PROVIDED TEXT:
━━━━━━━━━━━━━━━━━━━━

For one part of our system, I'm interested simply in faster inserts to the index. Having more indices for each table would help in other areas but I haven't started working on those yet. The table in question manages a many-to-one mapping of tokens (text) to internal database row IDs (integers). Essentially, it's a simple key/value lookup table. Currently a single machine does 150 inserts per second, which is fairly abysmal for a table with only 200M records.
This system uses MySQL and the InnoDB storage engine which uses a B-Tree indexing approach. Since the lookups are simply key/value lookups there really is no need for a B-Tree - a hash indexing scheme would work, but unfortunately InnoDB does not support that. We may migrate to Tokyo Tyrant and Tokyo Cabinet since that supports hash indexing and also seems to have better concurrency support (many non-blocking concurrent requests). The keys inserted are almost sequential, but from what I've read the sequential nature of the inserts should help (although the bottom-up building of a B-tree could be optimized by detecting that the key causing a page split is greater than all the values in the page being split - I think Oracle does this).
While looking for hash based indexing for MySQL I found TokuDB which uses the sexy phrase 'fractal tree' for their indexing. Their site has a few introductory whitepapers but a for deeper understanding I wanted to get to the theoretical foundation of their technology.

━━━━━━━━━━━━━━━━━━━━

DATA PROVIDED:
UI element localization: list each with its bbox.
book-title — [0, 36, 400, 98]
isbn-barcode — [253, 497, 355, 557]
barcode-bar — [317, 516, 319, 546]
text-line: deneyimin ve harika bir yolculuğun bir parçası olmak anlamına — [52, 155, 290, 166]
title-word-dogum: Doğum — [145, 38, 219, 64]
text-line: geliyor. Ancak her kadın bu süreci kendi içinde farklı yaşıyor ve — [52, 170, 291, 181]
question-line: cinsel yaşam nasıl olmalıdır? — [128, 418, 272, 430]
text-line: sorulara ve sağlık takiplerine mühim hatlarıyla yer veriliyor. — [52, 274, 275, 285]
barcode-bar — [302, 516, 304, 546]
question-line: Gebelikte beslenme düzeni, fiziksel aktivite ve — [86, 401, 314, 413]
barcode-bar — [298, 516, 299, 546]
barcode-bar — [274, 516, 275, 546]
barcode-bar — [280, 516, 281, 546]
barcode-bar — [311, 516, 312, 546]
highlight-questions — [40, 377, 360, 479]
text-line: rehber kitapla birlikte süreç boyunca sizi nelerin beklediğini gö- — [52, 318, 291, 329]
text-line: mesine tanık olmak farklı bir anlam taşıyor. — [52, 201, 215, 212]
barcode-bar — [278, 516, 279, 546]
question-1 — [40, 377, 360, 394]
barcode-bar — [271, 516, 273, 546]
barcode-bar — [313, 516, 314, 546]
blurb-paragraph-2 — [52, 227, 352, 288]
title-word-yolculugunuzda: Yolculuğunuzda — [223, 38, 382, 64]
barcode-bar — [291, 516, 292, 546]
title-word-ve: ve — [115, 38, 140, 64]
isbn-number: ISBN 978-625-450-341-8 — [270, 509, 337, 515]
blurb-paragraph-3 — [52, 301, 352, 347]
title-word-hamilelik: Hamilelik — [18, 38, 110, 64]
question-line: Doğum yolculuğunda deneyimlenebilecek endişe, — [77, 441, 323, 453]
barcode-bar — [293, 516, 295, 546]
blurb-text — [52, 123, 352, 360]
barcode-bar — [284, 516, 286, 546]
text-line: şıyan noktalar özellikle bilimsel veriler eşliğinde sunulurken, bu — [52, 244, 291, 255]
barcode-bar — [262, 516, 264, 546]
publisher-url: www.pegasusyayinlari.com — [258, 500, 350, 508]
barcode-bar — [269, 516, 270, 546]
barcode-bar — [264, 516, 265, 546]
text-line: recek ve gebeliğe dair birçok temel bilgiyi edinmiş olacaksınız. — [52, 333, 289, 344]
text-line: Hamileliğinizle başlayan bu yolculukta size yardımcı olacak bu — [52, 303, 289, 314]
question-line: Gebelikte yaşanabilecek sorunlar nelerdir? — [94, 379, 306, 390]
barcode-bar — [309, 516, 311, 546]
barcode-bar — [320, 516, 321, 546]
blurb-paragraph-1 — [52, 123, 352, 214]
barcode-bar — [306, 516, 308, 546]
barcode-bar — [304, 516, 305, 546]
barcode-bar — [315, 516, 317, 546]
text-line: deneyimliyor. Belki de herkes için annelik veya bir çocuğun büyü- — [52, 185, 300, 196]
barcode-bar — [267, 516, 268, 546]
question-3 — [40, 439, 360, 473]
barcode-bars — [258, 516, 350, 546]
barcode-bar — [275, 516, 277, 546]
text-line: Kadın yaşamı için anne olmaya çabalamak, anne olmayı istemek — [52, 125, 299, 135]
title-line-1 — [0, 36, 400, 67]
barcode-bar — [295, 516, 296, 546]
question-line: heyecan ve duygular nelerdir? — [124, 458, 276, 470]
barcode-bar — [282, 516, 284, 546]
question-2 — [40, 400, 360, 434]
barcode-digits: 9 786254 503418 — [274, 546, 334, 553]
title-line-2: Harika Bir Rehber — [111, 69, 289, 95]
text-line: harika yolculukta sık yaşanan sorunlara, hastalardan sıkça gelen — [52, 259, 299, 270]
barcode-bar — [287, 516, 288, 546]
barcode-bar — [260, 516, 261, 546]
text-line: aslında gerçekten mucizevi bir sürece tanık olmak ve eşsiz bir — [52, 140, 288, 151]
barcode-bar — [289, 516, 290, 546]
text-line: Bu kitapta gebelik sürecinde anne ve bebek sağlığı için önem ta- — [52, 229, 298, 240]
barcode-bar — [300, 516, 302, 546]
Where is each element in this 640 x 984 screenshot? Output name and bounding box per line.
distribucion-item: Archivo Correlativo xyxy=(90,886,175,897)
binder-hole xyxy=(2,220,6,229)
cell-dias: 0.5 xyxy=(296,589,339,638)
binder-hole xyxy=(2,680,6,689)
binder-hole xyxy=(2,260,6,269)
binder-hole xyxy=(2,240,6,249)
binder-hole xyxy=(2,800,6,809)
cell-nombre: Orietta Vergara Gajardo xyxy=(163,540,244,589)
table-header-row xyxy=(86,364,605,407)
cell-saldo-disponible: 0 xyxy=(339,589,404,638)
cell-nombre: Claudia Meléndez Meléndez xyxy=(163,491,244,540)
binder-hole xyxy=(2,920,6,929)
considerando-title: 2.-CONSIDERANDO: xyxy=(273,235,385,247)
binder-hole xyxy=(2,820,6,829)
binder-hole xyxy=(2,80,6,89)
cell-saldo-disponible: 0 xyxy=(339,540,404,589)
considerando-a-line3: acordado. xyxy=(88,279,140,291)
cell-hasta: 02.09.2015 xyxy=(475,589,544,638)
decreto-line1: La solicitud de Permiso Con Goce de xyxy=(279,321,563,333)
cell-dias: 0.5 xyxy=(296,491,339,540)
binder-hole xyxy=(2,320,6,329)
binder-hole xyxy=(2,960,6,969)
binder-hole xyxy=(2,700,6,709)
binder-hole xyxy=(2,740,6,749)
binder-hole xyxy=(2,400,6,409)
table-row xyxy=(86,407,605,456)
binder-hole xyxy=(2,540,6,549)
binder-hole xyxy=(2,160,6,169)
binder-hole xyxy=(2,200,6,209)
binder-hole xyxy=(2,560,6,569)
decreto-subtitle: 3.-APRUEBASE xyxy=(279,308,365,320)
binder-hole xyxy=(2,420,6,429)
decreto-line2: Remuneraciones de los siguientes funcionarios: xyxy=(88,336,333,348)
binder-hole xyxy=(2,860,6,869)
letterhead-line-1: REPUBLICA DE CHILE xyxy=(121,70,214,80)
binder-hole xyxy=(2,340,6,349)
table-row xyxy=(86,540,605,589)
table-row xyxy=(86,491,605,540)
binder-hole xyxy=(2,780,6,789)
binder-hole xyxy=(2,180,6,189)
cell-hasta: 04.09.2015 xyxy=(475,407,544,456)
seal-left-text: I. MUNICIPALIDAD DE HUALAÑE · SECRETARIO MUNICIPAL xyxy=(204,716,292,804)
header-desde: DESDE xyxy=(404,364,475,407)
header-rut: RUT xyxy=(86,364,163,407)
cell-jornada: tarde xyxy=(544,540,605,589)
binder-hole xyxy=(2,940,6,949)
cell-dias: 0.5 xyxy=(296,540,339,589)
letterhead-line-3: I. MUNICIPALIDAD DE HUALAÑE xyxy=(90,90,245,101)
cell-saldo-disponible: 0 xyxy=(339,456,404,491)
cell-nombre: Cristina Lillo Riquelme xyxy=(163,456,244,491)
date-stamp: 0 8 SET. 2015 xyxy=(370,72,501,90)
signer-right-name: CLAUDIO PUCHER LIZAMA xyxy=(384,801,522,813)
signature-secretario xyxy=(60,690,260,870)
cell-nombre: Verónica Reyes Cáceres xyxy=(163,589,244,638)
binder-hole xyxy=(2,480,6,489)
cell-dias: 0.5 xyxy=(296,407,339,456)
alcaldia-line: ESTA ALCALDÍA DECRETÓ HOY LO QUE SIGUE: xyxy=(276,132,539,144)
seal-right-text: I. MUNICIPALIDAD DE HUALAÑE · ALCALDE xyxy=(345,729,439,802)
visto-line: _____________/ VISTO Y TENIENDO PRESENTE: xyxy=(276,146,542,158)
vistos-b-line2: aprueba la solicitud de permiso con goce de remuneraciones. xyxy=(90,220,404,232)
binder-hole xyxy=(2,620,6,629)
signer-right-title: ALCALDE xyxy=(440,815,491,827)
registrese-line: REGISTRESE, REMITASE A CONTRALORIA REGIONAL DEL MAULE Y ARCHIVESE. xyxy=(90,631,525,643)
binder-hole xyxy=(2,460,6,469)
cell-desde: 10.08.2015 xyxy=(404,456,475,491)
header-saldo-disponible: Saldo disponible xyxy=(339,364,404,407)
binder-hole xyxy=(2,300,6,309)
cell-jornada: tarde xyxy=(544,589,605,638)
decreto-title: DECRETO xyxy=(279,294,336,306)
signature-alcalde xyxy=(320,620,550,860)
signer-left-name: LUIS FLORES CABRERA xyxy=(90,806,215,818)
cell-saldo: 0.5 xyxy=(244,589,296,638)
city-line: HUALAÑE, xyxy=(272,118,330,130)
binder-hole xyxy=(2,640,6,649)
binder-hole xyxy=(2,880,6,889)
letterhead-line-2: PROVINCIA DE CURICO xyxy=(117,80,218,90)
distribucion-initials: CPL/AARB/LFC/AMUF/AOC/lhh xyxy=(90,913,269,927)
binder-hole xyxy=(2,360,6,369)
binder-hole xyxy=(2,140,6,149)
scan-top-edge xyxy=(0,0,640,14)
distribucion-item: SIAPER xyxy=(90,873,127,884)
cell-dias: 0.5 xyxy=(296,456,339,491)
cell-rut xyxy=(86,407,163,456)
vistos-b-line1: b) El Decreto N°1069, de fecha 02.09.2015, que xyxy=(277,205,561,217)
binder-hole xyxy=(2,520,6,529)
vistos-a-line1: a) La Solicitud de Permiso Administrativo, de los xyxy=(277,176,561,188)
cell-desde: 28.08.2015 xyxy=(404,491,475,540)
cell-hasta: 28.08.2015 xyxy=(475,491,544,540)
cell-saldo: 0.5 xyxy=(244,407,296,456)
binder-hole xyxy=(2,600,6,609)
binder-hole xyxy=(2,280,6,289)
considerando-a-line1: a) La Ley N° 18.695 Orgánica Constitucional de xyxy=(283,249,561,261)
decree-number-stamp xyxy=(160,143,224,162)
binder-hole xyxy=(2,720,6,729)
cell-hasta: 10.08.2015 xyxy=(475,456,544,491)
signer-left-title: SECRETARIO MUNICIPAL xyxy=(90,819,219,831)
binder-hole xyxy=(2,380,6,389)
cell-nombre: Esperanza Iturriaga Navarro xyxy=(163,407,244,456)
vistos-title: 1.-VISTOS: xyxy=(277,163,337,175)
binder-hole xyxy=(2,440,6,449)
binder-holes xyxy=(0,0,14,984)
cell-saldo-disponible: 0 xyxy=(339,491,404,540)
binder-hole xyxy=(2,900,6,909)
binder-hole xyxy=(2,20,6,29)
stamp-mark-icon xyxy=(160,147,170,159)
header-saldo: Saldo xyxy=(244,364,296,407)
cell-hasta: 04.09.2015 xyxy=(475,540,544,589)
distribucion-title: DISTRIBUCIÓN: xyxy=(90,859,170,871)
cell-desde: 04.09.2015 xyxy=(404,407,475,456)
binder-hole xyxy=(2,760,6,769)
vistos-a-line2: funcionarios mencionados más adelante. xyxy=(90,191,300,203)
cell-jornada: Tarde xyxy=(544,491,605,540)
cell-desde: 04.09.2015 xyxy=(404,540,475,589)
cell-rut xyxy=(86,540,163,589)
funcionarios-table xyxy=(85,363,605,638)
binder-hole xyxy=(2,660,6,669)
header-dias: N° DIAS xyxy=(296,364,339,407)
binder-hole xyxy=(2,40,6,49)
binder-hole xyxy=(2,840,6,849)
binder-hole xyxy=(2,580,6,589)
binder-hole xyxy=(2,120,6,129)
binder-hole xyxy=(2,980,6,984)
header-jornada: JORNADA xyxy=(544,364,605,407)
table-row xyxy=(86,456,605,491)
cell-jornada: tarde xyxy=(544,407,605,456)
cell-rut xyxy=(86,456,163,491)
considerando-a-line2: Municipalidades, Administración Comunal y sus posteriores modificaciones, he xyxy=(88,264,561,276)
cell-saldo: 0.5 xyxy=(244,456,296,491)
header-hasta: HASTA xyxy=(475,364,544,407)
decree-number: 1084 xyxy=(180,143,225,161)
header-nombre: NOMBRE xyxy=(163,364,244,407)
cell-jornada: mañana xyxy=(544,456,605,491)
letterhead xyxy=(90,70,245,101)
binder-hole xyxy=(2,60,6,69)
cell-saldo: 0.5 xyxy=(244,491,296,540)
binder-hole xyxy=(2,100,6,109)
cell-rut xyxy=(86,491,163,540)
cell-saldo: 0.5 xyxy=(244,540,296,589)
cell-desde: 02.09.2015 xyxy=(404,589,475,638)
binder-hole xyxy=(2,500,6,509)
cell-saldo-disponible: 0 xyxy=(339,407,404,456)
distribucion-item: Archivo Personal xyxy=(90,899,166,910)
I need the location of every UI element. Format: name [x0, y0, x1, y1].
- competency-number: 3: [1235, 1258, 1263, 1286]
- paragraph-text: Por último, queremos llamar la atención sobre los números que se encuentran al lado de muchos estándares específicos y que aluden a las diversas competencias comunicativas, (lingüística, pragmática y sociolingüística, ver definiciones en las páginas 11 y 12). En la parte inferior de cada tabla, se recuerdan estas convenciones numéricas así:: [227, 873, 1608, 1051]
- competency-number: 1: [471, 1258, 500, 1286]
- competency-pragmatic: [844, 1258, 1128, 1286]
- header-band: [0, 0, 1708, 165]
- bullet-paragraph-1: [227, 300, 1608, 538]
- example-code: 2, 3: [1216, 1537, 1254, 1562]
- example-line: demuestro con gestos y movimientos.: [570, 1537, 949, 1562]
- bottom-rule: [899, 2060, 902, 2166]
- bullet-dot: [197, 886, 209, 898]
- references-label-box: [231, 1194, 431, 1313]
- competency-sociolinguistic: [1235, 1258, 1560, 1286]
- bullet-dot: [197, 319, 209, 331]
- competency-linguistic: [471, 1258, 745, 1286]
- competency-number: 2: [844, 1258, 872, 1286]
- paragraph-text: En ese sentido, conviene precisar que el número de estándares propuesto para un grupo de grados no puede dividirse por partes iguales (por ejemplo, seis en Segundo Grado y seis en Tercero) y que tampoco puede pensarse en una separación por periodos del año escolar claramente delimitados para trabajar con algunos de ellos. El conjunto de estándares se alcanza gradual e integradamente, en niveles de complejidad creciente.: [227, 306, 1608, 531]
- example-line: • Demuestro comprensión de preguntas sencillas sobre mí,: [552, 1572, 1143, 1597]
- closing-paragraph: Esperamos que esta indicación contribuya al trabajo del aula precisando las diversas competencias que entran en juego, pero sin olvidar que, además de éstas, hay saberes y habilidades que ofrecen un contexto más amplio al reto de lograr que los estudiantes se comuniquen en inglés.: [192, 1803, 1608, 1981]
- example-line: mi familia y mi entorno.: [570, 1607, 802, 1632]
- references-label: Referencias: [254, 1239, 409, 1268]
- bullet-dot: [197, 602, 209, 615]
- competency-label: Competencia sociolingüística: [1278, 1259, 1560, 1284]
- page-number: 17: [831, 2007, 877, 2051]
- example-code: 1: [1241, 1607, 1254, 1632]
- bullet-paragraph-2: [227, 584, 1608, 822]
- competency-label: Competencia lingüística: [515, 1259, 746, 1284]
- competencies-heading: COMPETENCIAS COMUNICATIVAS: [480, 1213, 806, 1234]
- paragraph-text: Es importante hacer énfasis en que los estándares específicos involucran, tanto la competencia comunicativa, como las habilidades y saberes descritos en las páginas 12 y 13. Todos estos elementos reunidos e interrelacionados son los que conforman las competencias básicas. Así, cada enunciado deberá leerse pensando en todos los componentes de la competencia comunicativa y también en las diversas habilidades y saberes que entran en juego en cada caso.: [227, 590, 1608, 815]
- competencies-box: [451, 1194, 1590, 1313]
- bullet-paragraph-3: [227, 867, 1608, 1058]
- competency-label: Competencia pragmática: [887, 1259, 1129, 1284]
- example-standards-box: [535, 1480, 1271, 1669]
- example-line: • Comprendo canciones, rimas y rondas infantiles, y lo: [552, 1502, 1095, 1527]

━━━━━━━━━━━━━━━━━━━━

QUESTIONS TO ANSWER:
a: Return the part of the passage on database indexing starting with "For one part" and going on through "only 200M records.", word for word.
b: List every database software product named in the passage on database indexing.
The items were gathered from a source separate from the text.

SOLUTIONS BELOW:
a:
For one part of our system, I'm interested simply in faster inserts to the index. Having more indices for each table would help in other areas but I haven't started working on those yet. The table in question manages a many-to-one mapping of tokens (text) to internal database row IDs (integers). Essentially, it's a simple key/value lookup table. Currently a single machine does 150 inserts per second, which is fairly abysmal for a table with only 200M records.

b: MySQL, InnoDB, Tokyo Tyrant, Tokyo Cabinet, Oracle, TokuDB